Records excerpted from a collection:
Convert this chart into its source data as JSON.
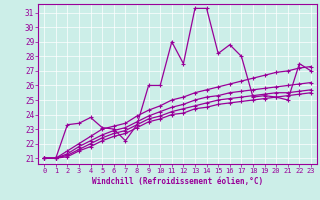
{
  "xlabel": "Windchill (Refroidissement éolien,°C)",
  "bg_color": "#cceee8",
  "line_color": "#990099",
  "xlim": [
    -0.5,
    23.5
  ],
  "ylim": [
    20.6,
    31.6
  ],
  "xticks": [
    0,
    1,
    2,
    3,
    4,
    5,
    6,
    7,
    8,
    9,
    10,
    11,
    12,
    13,
    14,
    15,
    16,
    17,
    18,
    19,
    20,
    21,
    22,
    23
  ],
  "yticks": [
    21,
    22,
    23,
    24,
    25,
    26,
    27,
    28,
    29,
    30,
    31
  ],
  "main_series": [
    21,
    21,
    23.3,
    23.4,
    23.8,
    23.1,
    23.0,
    22.2,
    23.3,
    26.0,
    26.0,
    29.0,
    27.5,
    31.3,
    31.3,
    28.2,
    28.8,
    28.0,
    25.2,
    25.3,
    25.2,
    25.0,
    27.5,
    27.0
  ],
  "trend1": [
    21.0,
    21.0,
    21.5,
    22.0,
    22.5,
    23.0,
    23.2,
    23.4,
    23.9,
    24.3,
    24.6,
    25.0,
    25.2,
    25.5,
    25.7,
    25.9,
    26.1,
    26.3,
    26.5,
    26.7,
    26.9,
    27.0,
    27.2,
    27.3
  ],
  "trend2": [
    21.0,
    21.0,
    21.3,
    21.8,
    22.2,
    22.6,
    22.9,
    23.1,
    23.5,
    23.9,
    24.2,
    24.5,
    24.7,
    25.0,
    25.2,
    25.3,
    25.5,
    25.6,
    25.7,
    25.8,
    25.9,
    26.0,
    26.1,
    26.2
  ],
  "trend3": [
    21.0,
    21.0,
    21.2,
    21.6,
    22.0,
    22.4,
    22.7,
    22.9,
    23.3,
    23.7,
    23.9,
    24.2,
    24.4,
    24.6,
    24.8,
    25.0,
    25.1,
    25.2,
    25.3,
    25.4,
    25.5,
    25.5,
    25.6,
    25.7
  ],
  "trend4": [
    21.0,
    21.0,
    21.1,
    21.5,
    21.8,
    22.2,
    22.5,
    22.7,
    23.1,
    23.5,
    23.7,
    24.0,
    24.1,
    24.4,
    24.5,
    24.7,
    24.8,
    24.9,
    25.0,
    25.1,
    25.2,
    25.3,
    25.4,
    25.5
  ]
}
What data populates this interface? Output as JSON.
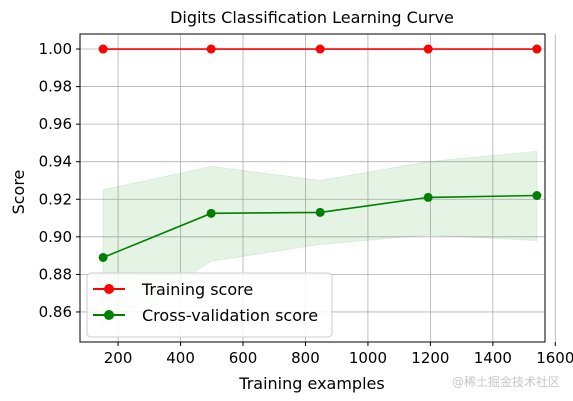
{
  "chart_data": {
    "type": "line",
    "title": "Digits Classification Learning Curve",
    "xlabel": "Training examples",
    "ylabel": "Score",
    "xlim": [
      78,
      1567
    ],
    "ylim": [
      0.844,
      1.008
    ],
    "xticks": [
      200,
      400,
      600,
      800,
      1000,
      1200,
      1400,
      1600
    ],
    "yticks": [
      0.86,
      0.88,
      0.9,
      0.92,
      0.94,
      0.96,
      0.98,
      1.0
    ],
    "xtick_labels": [
      "200",
      "400",
      "600",
      "800",
      "1000",
      "1200",
      "1400",
      "1600"
    ],
    "ytick_labels": [
      "0.86",
      "0.88",
      "0.90",
      "0.92",
      "0.94",
      "0.96",
      "0.98",
      "1.00"
    ],
    "grid": true,
    "legend_position": "lower-left",
    "x": [
      152,
      498,
      847,
      1193,
      1541
    ],
    "series": [
      {
        "name": "Training score",
        "color": "#ff0000",
        "marker": "circle",
        "values": [
          1.0,
          1.0,
          1.0,
          1.0,
          1.0
        ],
        "band_lower": [
          1.0,
          1.0,
          1.0,
          1.0,
          1.0
        ],
        "band_upper": [
          1.0,
          1.0,
          1.0,
          1.0,
          1.0
        ],
        "band_color": "#ff0000"
      },
      {
        "name": "Cross-validation score",
        "color": "#008000",
        "marker": "circle",
        "values": [
          0.889,
          0.9125,
          0.913,
          0.921,
          0.922
        ],
        "band_lower": [
          0.852,
          0.887,
          0.896,
          0.901,
          0.898
        ],
        "band_upper": [
          0.925,
          0.9375,
          0.93,
          0.94,
          0.9455
        ],
        "band_color": "#2ca02c"
      }
    ]
  },
  "watermark": "@稀土掘金技术社区"
}
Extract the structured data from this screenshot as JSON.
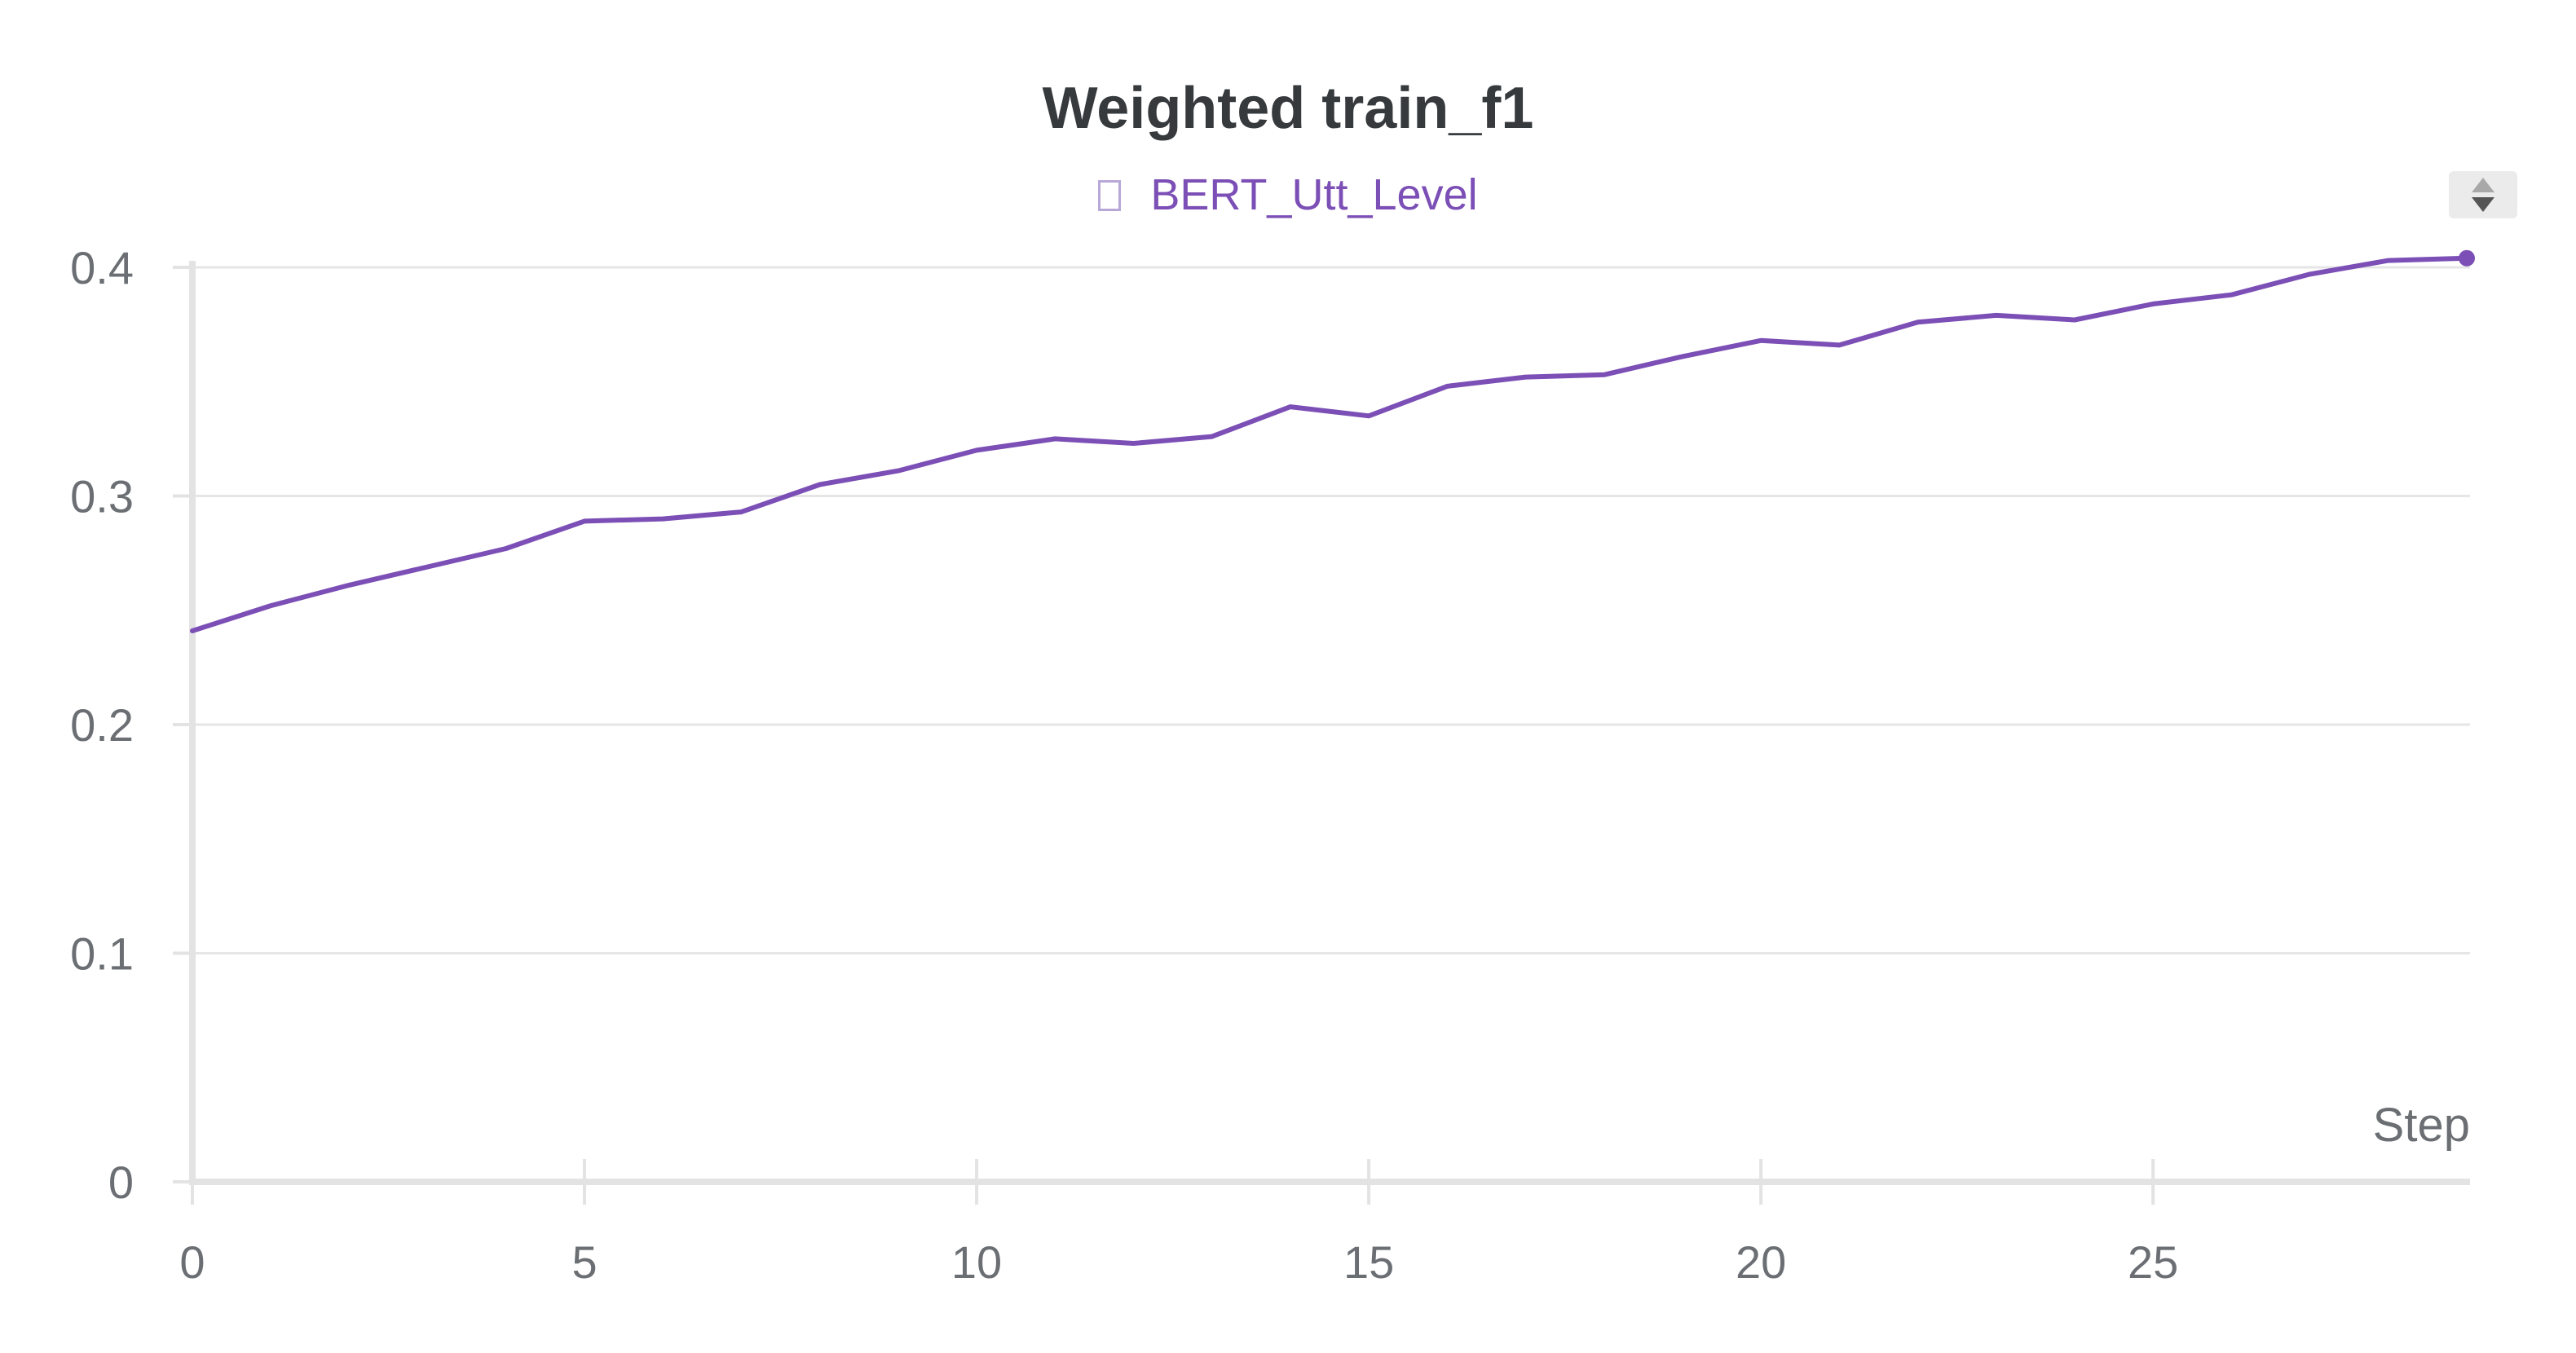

• **Your task**: Reproduce all of the material exactly, apart from the pictures.

• **In response**:
Convert this chart into its source data as JSON.
{
  "xlabel": "Windchill (Refroidissement éolien,°C)",
  "bg_color": "#cceee8",
  "line_color": "#990099",
  "xlim": [
    -0.5,
    23.5
  ],
  "ylim": [
    20.6,
    31.6
  ],
  "xticks": [
    0,
    1,
    2,
    3,
    4,
    5,
    6,
    7,
    8,
    9,
    10,
    11,
    12,
    13,
    14,
    15,
    16,
    17,
    18,
    19,
    20,
    21,
    22,
    23
  ],
  "yticks": [
    21,
    22,
    23,
    24,
    25,
    26,
    27,
    28,
    29,
    30,
    31
  ],
  "main_series": [
    21,
    21,
    23.3,
    23.4,
    23.8,
    23.1,
    23.0,
    22.2,
    23.3,
    26.0,
    26.0,
    29.0,
    27.5,
    31.3,
    31.3,
    28.2,
    28.8,
    28.0,
    25.2,
    25.3,
    25.2,
    25.0,
    27.5,
    27.0
  ],
  "trend1": [
    21.0,
    21.0,
    21.5,
    22.0,
    22.5,
    23.0,
    23.2,
    23.4,
    23.9,
    24.3,
    24.6,
    25.0,
    25.2,
    25.5,
    25.7,
    25.9,
    26.1,
    26.3,
    26.5,
    26.7,
    26.9,
    27.0,
    27.2,
    27.3
  ],
  "trend2": [
    21.0,
    21.0,
    21.3,
    21.8,
    22.2,
    22.6,
    22.9,
    23.1,
    23.5,
    23.9,
    24.2,
    24.5,
    24.7,
    25.0,
    25.2,
    25.3,
    25.5,
    25.6,
    25.7,
    25.8,
    25.9,
    26.0,
    26.1,
    26.2
  ],
  "trend3": [
    21.0,
    21.0,
    21.2,
    21.6,
    22.0,
    22.4,
    22.7,
    22.9,
    23.3,
    23.7,
    23.9,
    24.2,
    24.4,
    24.6,
    24.8,
    25.0,
    25.1,
    25.2,
    25.3,
    25.4,
    25.5,
    25.5,
    25.6,
    25.7
  ],
  "trend4": [
    21.0,
    21.0,
    21.1,
    21.5,
    21.8,
    22.2,
    22.5,
    22.7,
    23.1,
    23.5,
    23.7,
    24.0,
    24.1,
    24.4,
    24.5,
    24.7,
    24.8,
    24.9,
    25.0,
    25.1,
    25.2,
    25.3,
    25.4,
    25.5
  ]
}
What data populates this interface? Output as JSON.
{
  "chart_data": {
    "type": "line",
    "title": "Digits Classification Learning Curve",
    "xlabel": "Training examples",
    "ylabel": "Score",
    "xlim": [
      78,
      1567
    ],
    "ylim": [
      0.844,
      1.008
    ],
    "xticks": [
      200,
      400,
      600,
      800,
      1000,
      1200,
      1400,
      1600
    ],
    "yticks": [
      0.86,
      0.88,
      0.9,
      0.92,
      0.94,
      0.96,
      0.98,
      1.0
    ],
    "xtick_labels": [
      "200",
      "400",
      "600",
      "800",
      "1000",
      "1200",
      "1400",
      "1600"
    ],
    "ytick_labels": [
      "0.86",
      "0.88",
      "0.90",
      "0.92",
      "0.94",
      "0.96",
      "0.98",
      "1.00"
    ],
    "grid": true,
    "legend_position": "lower-left",
    "x": [
      152,
      498,
      847,
      1193,
      1541
    ],
    "series": [
      {
        "name": "Training score",
        "color": "#ff0000",
        "marker": "circle",
        "values": [
          1.0,
          1.0,
          1.0,
          1.0,
          1.0
        ],
        "band_lower": [
          1.0,
          1.0,
          1.0,
          1.0,
          1.0
        ],
        "band_upper": [
          1.0,
          1.0,
          1.0,
          1.0,
          1.0
        ],
        "band_color": "#ff0000"
      },
      {
        "name": "Cross-validation score",
        "color": "#008000",
        "marker": "circle",
        "values": [
          0.889,
          0.9125,
          0.913,
          0.921,
          0.922
        ],
        "band_lower": [
          0.852,
          0.887,
          0.896,
          0.901,
          0.898
        ],
        "band_upper": [
          0.925,
          0.9375,
          0.93,
          0.94,
          0.9455
        ],
        "band_color": "#2ca02c"
      }
    ]
  },
  "watermark": "@稀土掘金技术社区"
}
Extract the structured data from this screenshot as JSON.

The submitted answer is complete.